Stored entries

"""

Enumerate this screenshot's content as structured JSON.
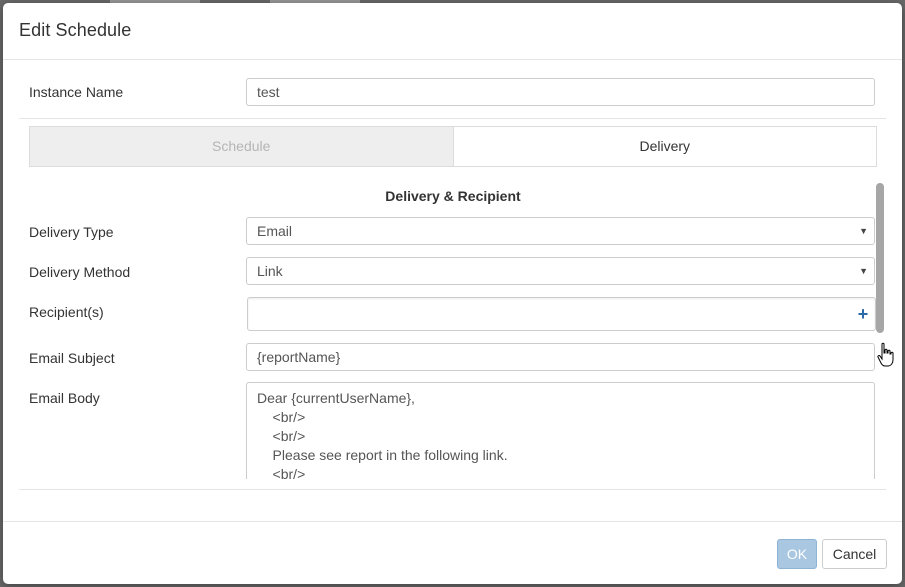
{
  "dialog": {
    "title": "Edit Schedule"
  },
  "instance": {
    "label": "Instance Name",
    "value": "test"
  },
  "tabs": [
    {
      "label": "Schedule",
      "active": false
    },
    {
      "label": "Delivery",
      "active": true
    }
  ],
  "delivery": {
    "heading": "Delivery & Recipient",
    "type_label": "Delivery Type",
    "type_value": "Email",
    "method_label": "Delivery Method",
    "method_value": "Link",
    "recipients_label": "Recipient(s)",
    "recipients_value": "",
    "subject_label": "Email Subject",
    "subject_value": "{reportName}",
    "body_label": "Email Body",
    "body_value": "Dear {currentUserName},\n    <br/>\n    <br/>\n    Please see report in the following link.\n    <br/>"
  },
  "footer": {
    "ok_label": "OK",
    "cancel_label": "Cancel"
  },
  "colors": {
    "ok_button": "#a9c7e0",
    "plus_icon": "#2a6aa8",
    "inactive_tab": "#eeeeee"
  }
}
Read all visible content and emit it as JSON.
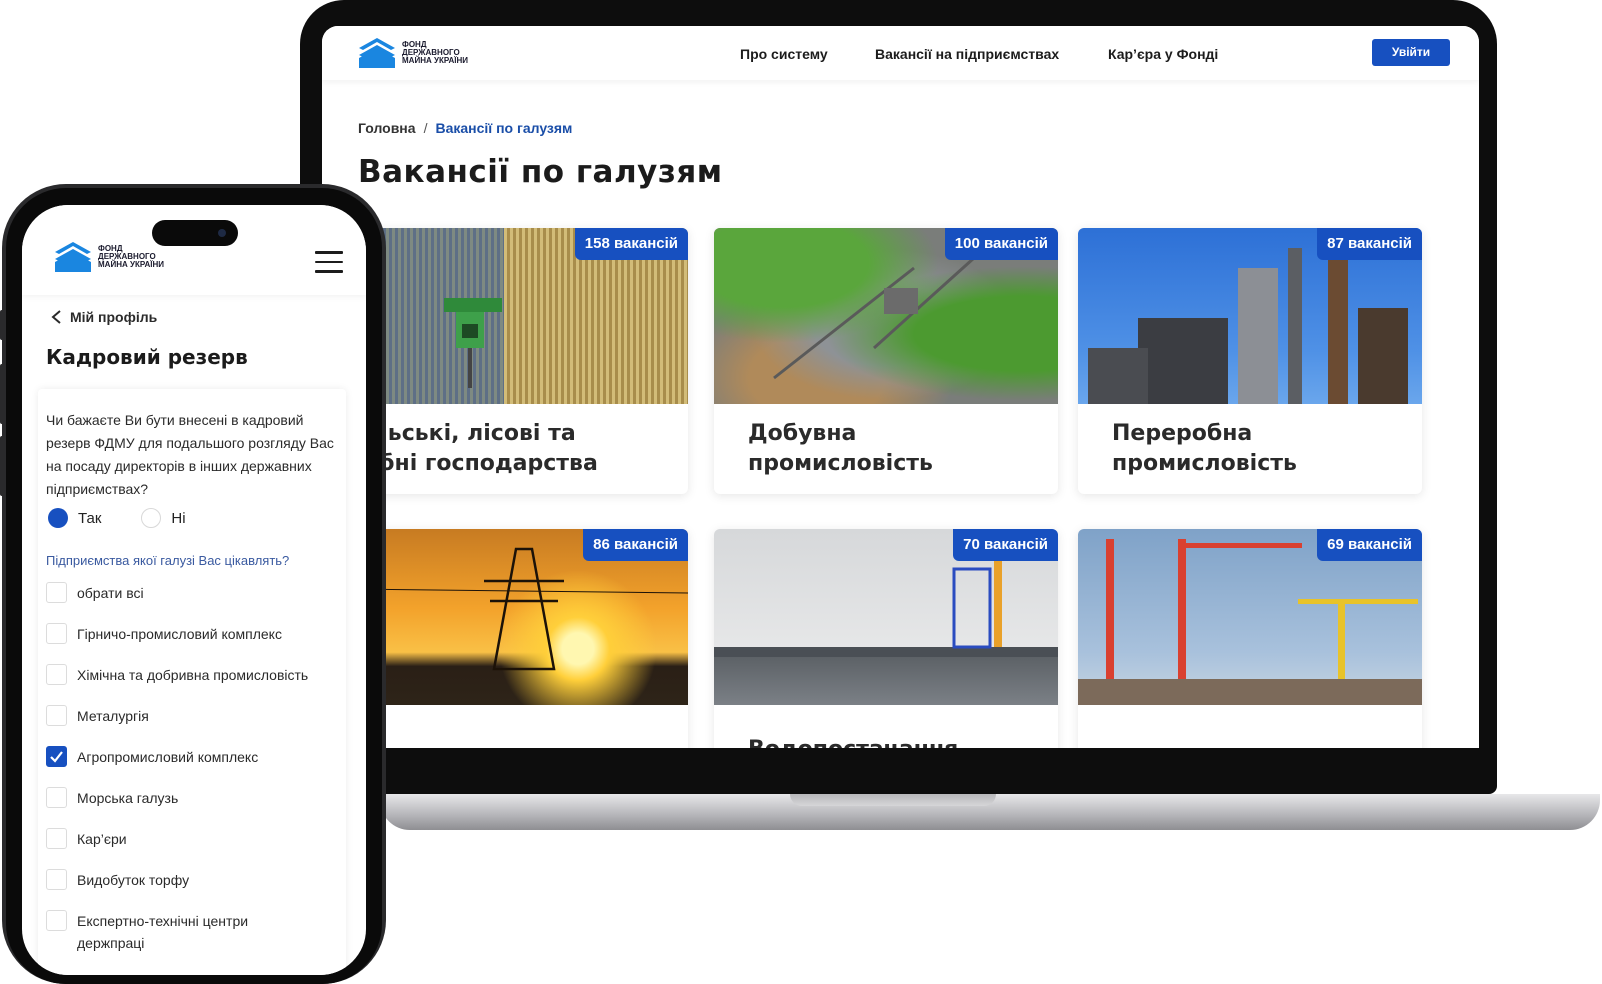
{
  "brand": {
    "logo_text": "Фонд державного майна України",
    "accent": "#1750c0"
  },
  "laptop": {
    "nav": [
      "Про систему",
      "Вакансії на підприємствах",
      "Кар’єра у Фонді"
    ],
    "login_label": "Увійти",
    "breadcrumb": {
      "home": "Головна",
      "separator": "/",
      "current": "Вакансії по галузям"
    },
    "page_title": "Вакансії по галузям",
    "cards": [
      {
        "badge": "158 вакансій",
        "title": "Сільські, лісові та рибні господарства",
        "image": "agriculture-field-photo"
      },
      {
        "badge": "100 вакансій",
        "title": "Добувна промисловість",
        "image": "mining-quarry-photo"
      },
      {
        "badge": "87 вакансій",
        "title": "Переробна промисловість",
        "image": "processing-plant-photo"
      },
      {
        "badge": "86 вакансій",
        "title": "",
        "image": "power-line-sunset-photo"
      },
      {
        "badge": "70 вакансій",
        "title": "Водопостачання",
        "image": "water-pier-photo"
      },
      {
        "badge": "69 вакансій",
        "title": "",
        "image": "construction-cranes-photo"
      }
    ]
  },
  "phone": {
    "back_label": "Мій профіль",
    "title": "Кадровий резерв",
    "question": "Чи бажаєте Ви бути внесені в кадровий резерв ФДМУ для подальшого розгляду Вас на посаду директорів в інших державних підприємствах?",
    "radio": [
      {
        "label": "Так",
        "selected": true
      },
      {
        "label": "Ні",
        "selected": false
      }
    ],
    "sub_question": "Підприємства якої галузі Вас цікавлять?",
    "checkboxes": [
      {
        "label": "обрати всі",
        "checked": false
      },
      {
        "label": "Гірничо-промисловий комплекс",
        "checked": false
      },
      {
        "label": "Хімічна та добривна промисловість",
        "checked": false
      },
      {
        "label": "Металургія",
        "checked": false
      },
      {
        "label": "Агропромисловий комплекс",
        "checked": true
      },
      {
        "label": "Морська галузь",
        "checked": false
      },
      {
        "label": "Кар’єри",
        "checked": false
      },
      {
        "label": "Видобуток торфу",
        "checked": false
      },
      {
        "label": "Експертно-технічні центри держпраці",
        "checked": false
      }
    ]
  }
}
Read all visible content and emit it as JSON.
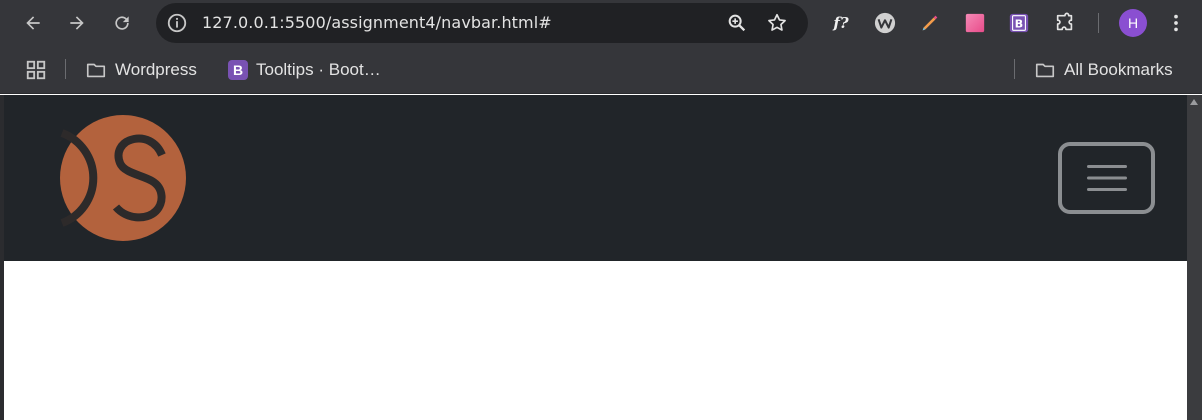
{
  "browser": {
    "address_bar": {
      "url": "127.0.0.1:5500/assignment4/navbar.html#"
    },
    "profile_initial": "H",
    "bookmarks": [
      {
        "label": "Wordpress",
        "icon": "folder-icon"
      },
      {
        "label": "Tooltips · Boot…",
        "icon": "bootstrap-icon"
      }
    ],
    "all_bookmarks_label": "All Bookmarks",
    "bootstrap_favicon_letter": "B",
    "ext_fonts_label": "f?"
  },
  "page": {
    "navbar_bg": "#212529",
    "logo": {
      "text": "DS",
      "color": "#b3623d"
    },
    "toggler": {
      "border_color": "#8b8e91"
    }
  }
}
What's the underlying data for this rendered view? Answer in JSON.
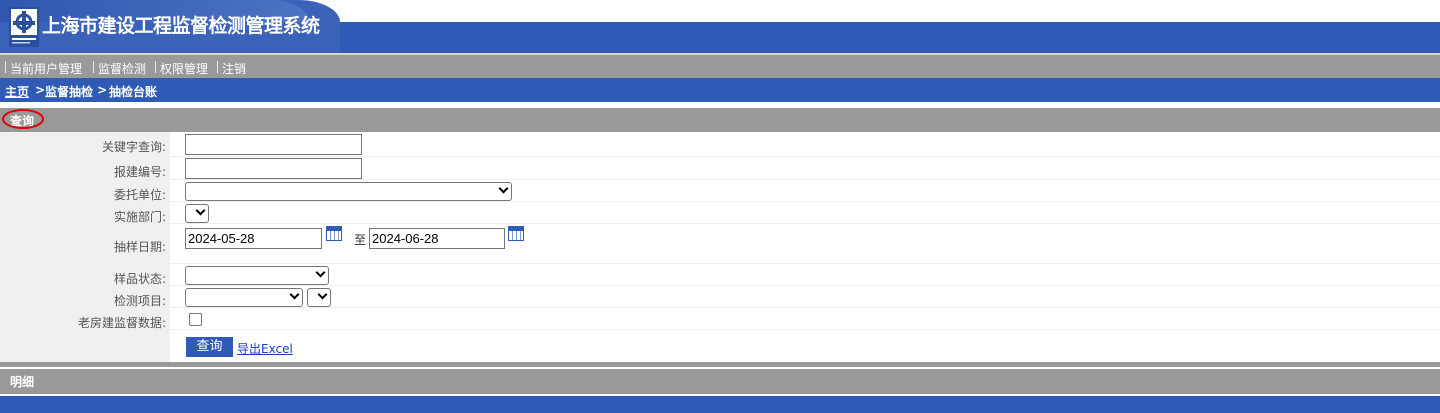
{
  "app": {
    "title": "上海市建设工程监督检测管理系统"
  },
  "nav": {
    "items": [
      "当前用户管理",
      "监督检测",
      "权限管理",
      "注销"
    ]
  },
  "breadcrumb": {
    "home": "主页",
    "sep1": " > ",
    "level1": "监督抽检",
    "sep2": " > ",
    "current": "抽检台账"
  },
  "query_section": {
    "label": "查询"
  },
  "form": {
    "keyword_label": "关键字查询:",
    "keyword_value": "",
    "report_no_label": "报建编号:",
    "report_no_value": "",
    "client_label": "委托单位:",
    "client_value": "",
    "dept_label": "实施部门:",
    "dept_value": "",
    "sample_date_label": "抽样日期:",
    "date_from": "2024-05-28",
    "date_to_label": "至",
    "date_to": "2024-06-28",
    "sample_status_label": "样品状态:",
    "sample_status_value": "",
    "test_item_label": "检测项目:",
    "test_item_value": "",
    "test_item_sub_value": "",
    "old_house_label": "老房建监督数据:",
    "old_house_checked": false,
    "search_button": "查询",
    "export_link": "导出Excel"
  },
  "detail_section": {
    "label": "明细"
  },
  "colors": {
    "brand_blue": "#2f5bb6",
    "bar_gray": "#999999",
    "highlight": "#e10000"
  }
}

"""

■ **EXERCISE INSTRUCTIONS**
Output the records above exactly as they are, leaving out the pictures.

■ **TASK OUTPUT**
Enumerate this screenshot's content as structured JSON.
{
  "dialog": {
    "title": "Edit Schedule"
  },
  "instance": {
    "label": "Instance Name",
    "value": "test"
  },
  "tabs": [
    {
      "label": "Schedule",
      "active": false
    },
    {
      "label": "Delivery",
      "active": true
    }
  ],
  "delivery": {
    "heading": "Delivery & Recipient",
    "type_label": "Delivery Type",
    "type_value": "Email",
    "method_label": "Delivery Method",
    "method_value": "Link",
    "recipients_label": "Recipient(s)",
    "recipients_value": "",
    "subject_label": "Email Subject",
    "subject_value": "{reportName}",
    "body_label": "Email Body",
    "body_value": "Dear {currentUserName},\n    <br/>\n    <br/>\n    Please see report in the following link.\n    <br/>"
  },
  "footer": {
    "ok_label": "OK",
    "cancel_label": "Cancel"
  },
  "colors": {
    "ok_button": "#a9c7e0",
    "plus_icon": "#2a6aa8",
    "inactive_tab": "#eeeeee"
  }
}
Read all visible content and emit it as JSON.
{
  "brand": {
    "logo_text": "Фонд державного майна України",
    "accent": "#1750c0"
  },
  "laptop": {
    "nav": [
      "Про систему",
      "Вакансії на підприємствах",
      "Кар’єра у Фонді"
    ],
    "login_label": "Увійти",
    "breadcrumb": {
      "home": "Головна",
      "separator": "/",
      "current": "Вакансії по галузям"
    },
    "page_title": "Вакансії по галузям",
    "cards": [
      {
        "badge": "158 вакансій",
        "title": "Сільські, лісові та рибні господарства",
        "image": "agriculture-field-photo"
      },
      {
        "badge": "100 вакансій",
        "title": "Добувна промисловість",
        "image": "mining-quarry-photo"
      },
      {
        "badge": "87 вакансій",
        "title": "Переробна промисловість",
        "image": "processing-plant-photo"
      },
      {
        "badge": "86 вакансій",
        "title": "",
        "image": "power-line-sunset-photo"
      },
      {
        "badge": "70 вакансій",
        "title": "Водопостачання",
        "image": "water-pier-photo"
      },
      {
        "badge": "69 вакансій",
        "title": "",
        "image": "construction-cranes-photo"
      }
    ]
  },
  "phone": {
    "back_label": "Мій профіль",
    "title": "Кадровий резерв",
    "question": "Чи бажаєте Ви бути внесені в кадровий резерв ФДМУ для подальшого розгляду Вас на посаду директорів в інших державних підприємствах?",
    "radio": [
      {
        "label": "Так",
        "selected": true
      },
      {
        "label": "Ні",
        "selected": false
      }
    ],
    "sub_question": "Підприємства якої галузі Вас цікавлять?",
    "checkboxes": [
      {
        "label": "обрати всі",
        "checked": false
      },
      {
        "label": "Гірничо-промисловий комплекс",
        "checked": false
      },
      {
        "label": "Хімічна та добривна промисловість",
        "checked": false
      },
      {
        "label": "Металургія",
        "checked": false
      },
      {
        "label": "Агропромисловий комплекс",
        "checked": true
      },
      {
        "label": "Морська галузь",
        "checked": false
      },
      {
        "label": "Кар’єри",
        "checked": false
      },
      {
        "label": "Видобуток торфу",
        "checked": false
      },
      {
        "label": "Експертно-технічні центри держпраці",
        "checked": false
      }
    ]
  }
}
Read all visible content and emit it as JSON.
{
  "browser": {
    "address_bar": {
      "url": "127.0.0.1:5500/assignment4/navbar.html#"
    },
    "profile_initial": "H",
    "bookmarks": [
      {
        "label": "Wordpress",
        "icon": "folder-icon"
      },
      {
        "label": "Tooltips · Boot…",
        "icon": "bootstrap-icon"
      }
    ],
    "all_bookmarks_label": "All Bookmarks",
    "bootstrap_favicon_letter": "B",
    "ext_fonts_label": "f?"
  },
  "page": {
    "navbar_bg": "#212529",
    "logo": {
      "text": "DS",
      "color": "#b3623d"
    },
    "toggler": {
      "border_color": "#8b8e91"
    }
  }
}
What's the underlying data for this rendered view? Answer in JSON.
{
  "app": {
    "title": "上海市建设工程监督检测管理系统"
  },
  "nav": {
    "items": [
      "当前用户管理",
      "监督检测",
      "权限管理",
      "注销"
    ]
  },
  "breadcrumb": {
    "home": "主页",
    "sep1": " > ",
    "level1": "监督抽检",
    "sep2": " > ",
    "current": "抽检台账"
  },
  "query_section": {
    "label": "查询"
  },
  "form": {
    "keyword_label": "关键字查询:",
    "keyword_value": "",
    "report_no_label": "报建编号:",
    "report_no_value": "",
    "client_label": "委托单位:",
    "client_value": "",
    "dept_label": "实施部门:",
    "dept_value": "",
    "sample_date_label": "抽样日期:",
    "date_from": "2024-05-28",
    "date_to_label": "至",
    "date_to": "2024-06-28",
    "sample_status_label": "样品状态:",
    "sample_status_value": "",
    "test_item_label": "检测项目:",
    "test_item_value": "",
    "test_item_sub_value": "",
    "old_house_label": "老房建监督数据:",
    "old_house_checked": false,
    "search_button": "查询",
    "export_link": "导出Excel"
  },
  "detail_section": {
    "label": "明细"
  },
  "colors": {
    "brand_blue": "#2f5bb6",
    "bar_gray": "#999999",
    "highlight": "#e10000"
  }
}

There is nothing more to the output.